◆ **Do this**: Copy each line below that contains "type".

-=-=-=-=-

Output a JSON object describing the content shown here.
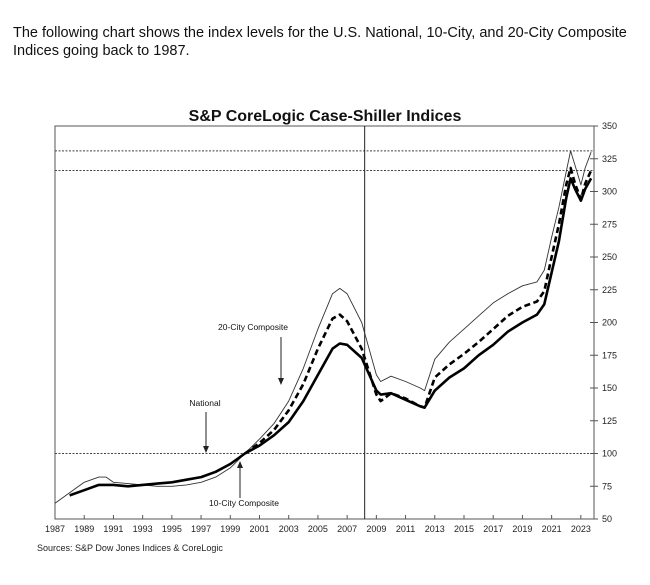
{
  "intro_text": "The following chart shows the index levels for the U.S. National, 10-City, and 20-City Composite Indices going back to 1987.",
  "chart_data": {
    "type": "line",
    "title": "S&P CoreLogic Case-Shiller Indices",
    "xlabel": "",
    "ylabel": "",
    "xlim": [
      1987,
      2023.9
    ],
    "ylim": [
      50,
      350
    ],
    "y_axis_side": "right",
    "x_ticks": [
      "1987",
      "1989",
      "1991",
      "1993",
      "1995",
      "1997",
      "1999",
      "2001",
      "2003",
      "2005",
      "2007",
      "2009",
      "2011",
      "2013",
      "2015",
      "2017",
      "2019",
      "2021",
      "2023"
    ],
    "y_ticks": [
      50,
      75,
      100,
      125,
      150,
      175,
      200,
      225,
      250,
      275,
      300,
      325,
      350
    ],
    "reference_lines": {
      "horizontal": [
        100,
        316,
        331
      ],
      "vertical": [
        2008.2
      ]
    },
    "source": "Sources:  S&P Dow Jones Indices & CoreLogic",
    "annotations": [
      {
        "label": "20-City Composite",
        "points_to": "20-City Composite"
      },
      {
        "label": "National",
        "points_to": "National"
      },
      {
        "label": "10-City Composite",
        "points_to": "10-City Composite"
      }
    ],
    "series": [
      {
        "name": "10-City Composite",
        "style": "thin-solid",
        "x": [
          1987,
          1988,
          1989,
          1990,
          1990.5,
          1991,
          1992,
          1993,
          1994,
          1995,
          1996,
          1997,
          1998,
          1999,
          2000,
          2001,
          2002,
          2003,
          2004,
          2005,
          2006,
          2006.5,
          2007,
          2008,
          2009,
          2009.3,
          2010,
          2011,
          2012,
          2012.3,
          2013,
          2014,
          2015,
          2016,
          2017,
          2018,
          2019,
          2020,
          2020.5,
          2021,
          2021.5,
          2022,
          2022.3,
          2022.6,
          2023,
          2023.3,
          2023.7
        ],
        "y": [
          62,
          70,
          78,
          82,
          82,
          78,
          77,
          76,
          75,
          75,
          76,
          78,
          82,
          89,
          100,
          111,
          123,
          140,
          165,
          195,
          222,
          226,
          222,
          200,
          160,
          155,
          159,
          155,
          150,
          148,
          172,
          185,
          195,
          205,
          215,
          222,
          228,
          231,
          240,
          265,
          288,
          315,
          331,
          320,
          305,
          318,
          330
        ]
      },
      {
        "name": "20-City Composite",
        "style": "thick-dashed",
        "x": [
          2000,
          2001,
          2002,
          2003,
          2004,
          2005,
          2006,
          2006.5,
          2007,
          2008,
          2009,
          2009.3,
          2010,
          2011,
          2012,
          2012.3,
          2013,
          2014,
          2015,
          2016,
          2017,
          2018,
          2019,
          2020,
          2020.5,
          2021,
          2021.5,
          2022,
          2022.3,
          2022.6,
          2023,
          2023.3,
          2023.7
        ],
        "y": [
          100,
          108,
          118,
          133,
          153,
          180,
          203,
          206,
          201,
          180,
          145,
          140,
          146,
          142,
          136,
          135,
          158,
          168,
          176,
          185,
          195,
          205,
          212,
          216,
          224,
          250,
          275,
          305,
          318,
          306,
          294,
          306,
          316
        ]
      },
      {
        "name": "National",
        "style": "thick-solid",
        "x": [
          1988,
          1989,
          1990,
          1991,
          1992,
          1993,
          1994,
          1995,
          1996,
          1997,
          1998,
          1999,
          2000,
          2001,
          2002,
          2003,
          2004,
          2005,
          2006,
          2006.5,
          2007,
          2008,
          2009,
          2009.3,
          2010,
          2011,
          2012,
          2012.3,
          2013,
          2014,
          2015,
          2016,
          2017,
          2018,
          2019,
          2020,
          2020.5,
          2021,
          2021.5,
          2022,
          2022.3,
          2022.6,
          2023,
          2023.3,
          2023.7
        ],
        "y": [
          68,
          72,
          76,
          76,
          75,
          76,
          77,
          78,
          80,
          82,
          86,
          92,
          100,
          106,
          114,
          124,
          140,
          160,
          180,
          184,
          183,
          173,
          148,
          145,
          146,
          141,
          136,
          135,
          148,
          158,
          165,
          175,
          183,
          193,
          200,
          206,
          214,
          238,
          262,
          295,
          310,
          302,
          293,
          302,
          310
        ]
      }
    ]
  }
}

-=-=-=-=-

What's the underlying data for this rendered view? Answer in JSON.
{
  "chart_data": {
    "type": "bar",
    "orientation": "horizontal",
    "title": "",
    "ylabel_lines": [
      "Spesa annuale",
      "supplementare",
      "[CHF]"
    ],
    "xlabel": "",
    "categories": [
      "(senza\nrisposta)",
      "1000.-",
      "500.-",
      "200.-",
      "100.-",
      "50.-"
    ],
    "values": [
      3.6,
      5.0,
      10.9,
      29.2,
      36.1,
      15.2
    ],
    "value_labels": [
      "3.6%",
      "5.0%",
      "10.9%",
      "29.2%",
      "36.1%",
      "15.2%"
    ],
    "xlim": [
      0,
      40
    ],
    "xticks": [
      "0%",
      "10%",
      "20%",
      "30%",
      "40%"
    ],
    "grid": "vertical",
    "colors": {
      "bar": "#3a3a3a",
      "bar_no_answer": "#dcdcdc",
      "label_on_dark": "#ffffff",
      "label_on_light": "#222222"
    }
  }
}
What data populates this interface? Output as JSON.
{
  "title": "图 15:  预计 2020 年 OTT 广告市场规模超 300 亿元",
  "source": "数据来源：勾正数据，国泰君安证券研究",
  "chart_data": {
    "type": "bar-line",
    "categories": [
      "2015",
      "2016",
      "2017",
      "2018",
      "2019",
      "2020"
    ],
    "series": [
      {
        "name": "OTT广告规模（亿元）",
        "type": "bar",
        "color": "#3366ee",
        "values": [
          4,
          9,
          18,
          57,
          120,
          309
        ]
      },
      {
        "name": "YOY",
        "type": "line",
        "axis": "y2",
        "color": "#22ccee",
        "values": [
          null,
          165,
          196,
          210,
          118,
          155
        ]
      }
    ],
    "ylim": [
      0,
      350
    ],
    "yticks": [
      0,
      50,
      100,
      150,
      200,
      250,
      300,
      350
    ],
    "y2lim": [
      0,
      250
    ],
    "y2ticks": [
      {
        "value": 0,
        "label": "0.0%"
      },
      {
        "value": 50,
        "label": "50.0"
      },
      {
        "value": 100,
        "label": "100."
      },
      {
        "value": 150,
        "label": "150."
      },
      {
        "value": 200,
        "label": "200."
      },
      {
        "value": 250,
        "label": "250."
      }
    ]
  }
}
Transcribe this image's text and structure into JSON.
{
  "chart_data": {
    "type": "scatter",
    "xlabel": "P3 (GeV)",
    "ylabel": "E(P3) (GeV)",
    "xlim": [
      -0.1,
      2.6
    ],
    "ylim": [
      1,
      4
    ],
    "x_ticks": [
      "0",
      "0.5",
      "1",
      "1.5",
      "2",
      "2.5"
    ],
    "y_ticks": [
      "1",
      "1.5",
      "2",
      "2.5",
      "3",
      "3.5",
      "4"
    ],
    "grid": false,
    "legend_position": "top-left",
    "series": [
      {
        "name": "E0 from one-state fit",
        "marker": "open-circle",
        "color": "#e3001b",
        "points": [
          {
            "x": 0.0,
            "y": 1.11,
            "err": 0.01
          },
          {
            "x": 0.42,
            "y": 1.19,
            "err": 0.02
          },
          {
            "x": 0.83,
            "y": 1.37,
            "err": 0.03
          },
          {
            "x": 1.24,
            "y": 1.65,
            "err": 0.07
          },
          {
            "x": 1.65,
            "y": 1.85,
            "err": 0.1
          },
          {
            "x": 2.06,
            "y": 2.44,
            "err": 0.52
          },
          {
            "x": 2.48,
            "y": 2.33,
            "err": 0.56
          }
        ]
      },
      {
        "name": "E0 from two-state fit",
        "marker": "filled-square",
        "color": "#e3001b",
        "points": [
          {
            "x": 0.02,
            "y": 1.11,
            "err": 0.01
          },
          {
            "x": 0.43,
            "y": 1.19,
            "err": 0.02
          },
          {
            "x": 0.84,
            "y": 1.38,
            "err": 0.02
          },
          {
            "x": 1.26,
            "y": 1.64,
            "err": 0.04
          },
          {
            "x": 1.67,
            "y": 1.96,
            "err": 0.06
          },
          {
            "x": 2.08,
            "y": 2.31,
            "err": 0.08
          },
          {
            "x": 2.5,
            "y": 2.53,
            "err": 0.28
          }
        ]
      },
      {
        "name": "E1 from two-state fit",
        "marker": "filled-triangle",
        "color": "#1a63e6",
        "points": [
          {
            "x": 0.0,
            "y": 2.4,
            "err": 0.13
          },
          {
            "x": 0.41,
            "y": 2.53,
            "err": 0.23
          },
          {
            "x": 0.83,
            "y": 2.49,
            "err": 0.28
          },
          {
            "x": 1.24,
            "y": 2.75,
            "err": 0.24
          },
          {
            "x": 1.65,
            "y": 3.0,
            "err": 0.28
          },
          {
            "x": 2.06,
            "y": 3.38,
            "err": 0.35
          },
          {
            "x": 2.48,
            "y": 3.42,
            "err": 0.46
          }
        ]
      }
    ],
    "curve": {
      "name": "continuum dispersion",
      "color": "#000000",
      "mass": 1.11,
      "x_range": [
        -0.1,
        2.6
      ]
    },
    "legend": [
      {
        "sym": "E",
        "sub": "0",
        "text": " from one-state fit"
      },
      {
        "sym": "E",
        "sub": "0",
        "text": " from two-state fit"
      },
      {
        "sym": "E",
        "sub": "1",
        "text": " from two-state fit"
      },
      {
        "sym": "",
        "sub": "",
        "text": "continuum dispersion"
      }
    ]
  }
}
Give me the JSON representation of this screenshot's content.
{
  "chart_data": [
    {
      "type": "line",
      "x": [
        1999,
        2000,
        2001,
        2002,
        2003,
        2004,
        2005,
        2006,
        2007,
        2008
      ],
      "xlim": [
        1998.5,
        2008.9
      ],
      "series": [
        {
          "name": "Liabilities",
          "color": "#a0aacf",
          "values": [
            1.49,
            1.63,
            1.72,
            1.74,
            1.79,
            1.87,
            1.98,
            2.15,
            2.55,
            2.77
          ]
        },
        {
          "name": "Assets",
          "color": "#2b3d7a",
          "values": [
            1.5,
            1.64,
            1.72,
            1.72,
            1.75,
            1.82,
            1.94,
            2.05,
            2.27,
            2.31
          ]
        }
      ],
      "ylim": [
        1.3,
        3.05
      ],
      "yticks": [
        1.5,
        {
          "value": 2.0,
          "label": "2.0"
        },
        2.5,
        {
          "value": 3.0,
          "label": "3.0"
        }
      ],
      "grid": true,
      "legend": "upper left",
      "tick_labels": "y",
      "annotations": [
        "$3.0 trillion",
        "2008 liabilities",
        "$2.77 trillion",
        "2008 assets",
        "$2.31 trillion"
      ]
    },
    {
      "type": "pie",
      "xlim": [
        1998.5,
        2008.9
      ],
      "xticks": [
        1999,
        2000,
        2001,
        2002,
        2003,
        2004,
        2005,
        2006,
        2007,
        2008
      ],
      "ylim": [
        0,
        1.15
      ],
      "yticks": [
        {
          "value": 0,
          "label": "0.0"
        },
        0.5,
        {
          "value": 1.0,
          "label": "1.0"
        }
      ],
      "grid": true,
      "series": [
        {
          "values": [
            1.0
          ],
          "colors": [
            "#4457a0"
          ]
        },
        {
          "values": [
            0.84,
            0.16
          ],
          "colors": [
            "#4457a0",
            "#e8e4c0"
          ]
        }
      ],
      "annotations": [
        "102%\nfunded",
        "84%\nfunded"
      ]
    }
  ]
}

-=-=-=-=-

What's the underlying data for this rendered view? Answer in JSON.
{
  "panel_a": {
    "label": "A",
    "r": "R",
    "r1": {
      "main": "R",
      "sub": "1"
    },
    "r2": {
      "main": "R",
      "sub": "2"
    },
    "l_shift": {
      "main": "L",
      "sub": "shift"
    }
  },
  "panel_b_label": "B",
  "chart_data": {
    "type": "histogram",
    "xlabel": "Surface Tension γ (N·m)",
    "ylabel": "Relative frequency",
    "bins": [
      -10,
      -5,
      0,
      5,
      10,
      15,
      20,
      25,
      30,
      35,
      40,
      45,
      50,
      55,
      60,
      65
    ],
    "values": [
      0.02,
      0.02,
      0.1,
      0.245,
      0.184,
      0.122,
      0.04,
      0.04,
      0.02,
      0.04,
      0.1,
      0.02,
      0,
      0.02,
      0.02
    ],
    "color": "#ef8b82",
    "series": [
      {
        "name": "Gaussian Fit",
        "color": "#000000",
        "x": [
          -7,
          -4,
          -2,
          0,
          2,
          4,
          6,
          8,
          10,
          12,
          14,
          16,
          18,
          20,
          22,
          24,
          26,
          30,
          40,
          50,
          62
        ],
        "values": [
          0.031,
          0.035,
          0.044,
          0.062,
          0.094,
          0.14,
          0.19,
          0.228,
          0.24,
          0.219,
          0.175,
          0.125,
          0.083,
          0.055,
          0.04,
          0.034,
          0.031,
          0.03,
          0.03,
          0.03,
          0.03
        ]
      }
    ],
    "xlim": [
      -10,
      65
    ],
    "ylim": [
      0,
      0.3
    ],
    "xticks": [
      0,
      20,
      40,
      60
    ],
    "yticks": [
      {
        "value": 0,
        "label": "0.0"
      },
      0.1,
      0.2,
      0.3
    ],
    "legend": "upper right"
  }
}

-=-=-=-=-

◆ **Written solution**:
    "type": "line",
    "type": "bar",
    "type": "bar-line",
        "type": "bar",
        "type": "line",
    "type": "scatter",
      "type": "line",
      "type": "pie",
    "type": "histogram",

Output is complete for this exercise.